EXERCISE TASK:
Leaving out the pictures, please retype each record exactly.

#### RECORDS PROVIDED

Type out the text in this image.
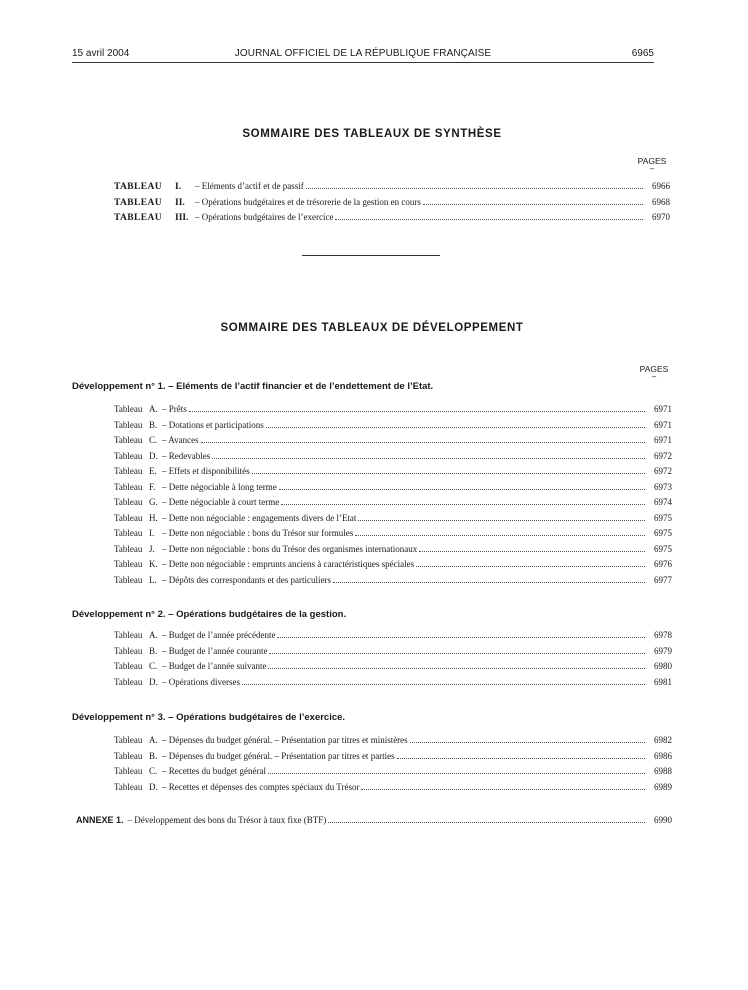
15 avril 2004	JOURNAL OFFICIEL DE LA RÉPUBLIQUE FRANÇAISE	6965
SOMMAIRE DES TABLEAUX DE SYNTHÈSE
PAGES
–
TABLEAU	I.	– Eléments d’actif et de passif	6966
TABLEAU	II.	– Opérations budgétaires et de trésorerie de la gestion en cours	6968
TABLEAU	III. – Opérations budgétaires de l’exercice	6970
SOMMAIRE DES TABLEAUX DE DÉVELOPPEMENT
PAGES
–
Développement n° 1. – Eléments de l’actif financier et de l’endettement de l’Etat.
Tableau A. – Prêts	6971
Tableau B. – Dotations et participations	6971
Tableau C. – Avances	6971
Tableau D. – Redevables	6972
Tableau E. – Effets et disponibilités	6972
Tableau F. – Dette négociable à long terme	6973
Tableau G. – Dette négociable à court terme	6974
Tableau H. – Dette non négociable : engagements divers de l’Etat	6975
Tableau I. – Dette non négociable : bons du Trésor sur formules	6975
Tableau J. – Dette non négociable : bons du Trésor des organismes internationaux	6975
Tableau K. – Dette non négociable : emprunts anciens à caractéristiques spéciales	6976
Tableau L. – Dépôts des correspondants et des particuliers	6977
Développement n° 2. – Opérations budgétaires de la gestion.
Tableau A. – Budget de l’année précédente	6978
Tableau B. – Budget de l’année courante	6979
Tableau C. – Budget de l’année suivante	6980
Tableau D. – Opérations diverses	6981
Développement n° 3. – Opérations budgétaires de l’exercice.
Tableau A. – Dépenses du budget général. – Présentation par titres et ministères	6982
Tableau B. – Dépenses du budget général. – Présentation par titres et parties	6986
Tableau C. – Recettes du budget général	6988
Tableau D. – Recettes et dépenses des comptes spéciaux du Trésor	6989
ANNEXE 1. – Développement des bons du Trésor à taux fixe (BTF)	6990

########

ANSWER TO THIS PROBLEM:
Type out the text in this image.
15 avril 2004	JOURNAL OFFICIEL DE LA RÉPUBLIQUE FRANÇAISE	6965
SOMMAIRE DES TABLEAUX DE SYNTHÈSE
PAGES
–
TABLEAU	I.	– Eléments d’actif et de passif	6966
TABLEAU	II.	– Opérations budgétaires et de trésorerie de la gestion en cours	6968
TABLEAU	III. – Opérations budgétaires de l’exercice	6970
SOMMAIRE DES TABLEAUX DE DÉVELOPPEMENT
PAGES
–
Développement n° 1. – Eléments de l’actif financier et de l’endettement de l’Etat.
Tableau A. – Prêts	6971
Tableau B. – Dotations et participations	6971
Tableau C. – Avances	6971
Tableau D. – Redevables	6972
Tableau E. – Effets et disponibilités	6972
Tableau F. – Dette négociable à long terme	6973
Tableau G. – Dette négociable à court terme	6974
Tableau H. – Dette non négociable : engagements divers de l’Etat	6975
Tableau I. – Dette non négociable : bons du Trésor sur formules	6975
Tableau J. – Dette non négociable : bons du Trésor des organismes internationaux	6975
Tableau K. – Dette non négociable : emprunts anciens à caractéristiques spéciales	6976
Tableau L. – Dépôts des correspondants et des particuliers	6977
Développement n° 2. – Opérations budgétaires de la gestion.
Tableau A. – Budget de l’année précédente	6978
Tableau B. – Budget de l’année courante	6979
Tableau C. – Budget de l’année suivante	6980
Tableau D. – Opérations diverses	6981
Développement n° 3. – Opérations budgétaires de l’exercice.
Tableau A. – Dépenses du budget général. – Présentation par titres et ministères	6982
Tableau B. – Dépenses du budget général. – Présentation par titres et parties	6986
Tableau C. – Recettes du budget général	6988
Tableau D. – Recettes et dépenses des comptes spéciaux du Trésor	6989
ANNEXE 1. – Développement des bons du Trésor à taux fixe (BTF)	6990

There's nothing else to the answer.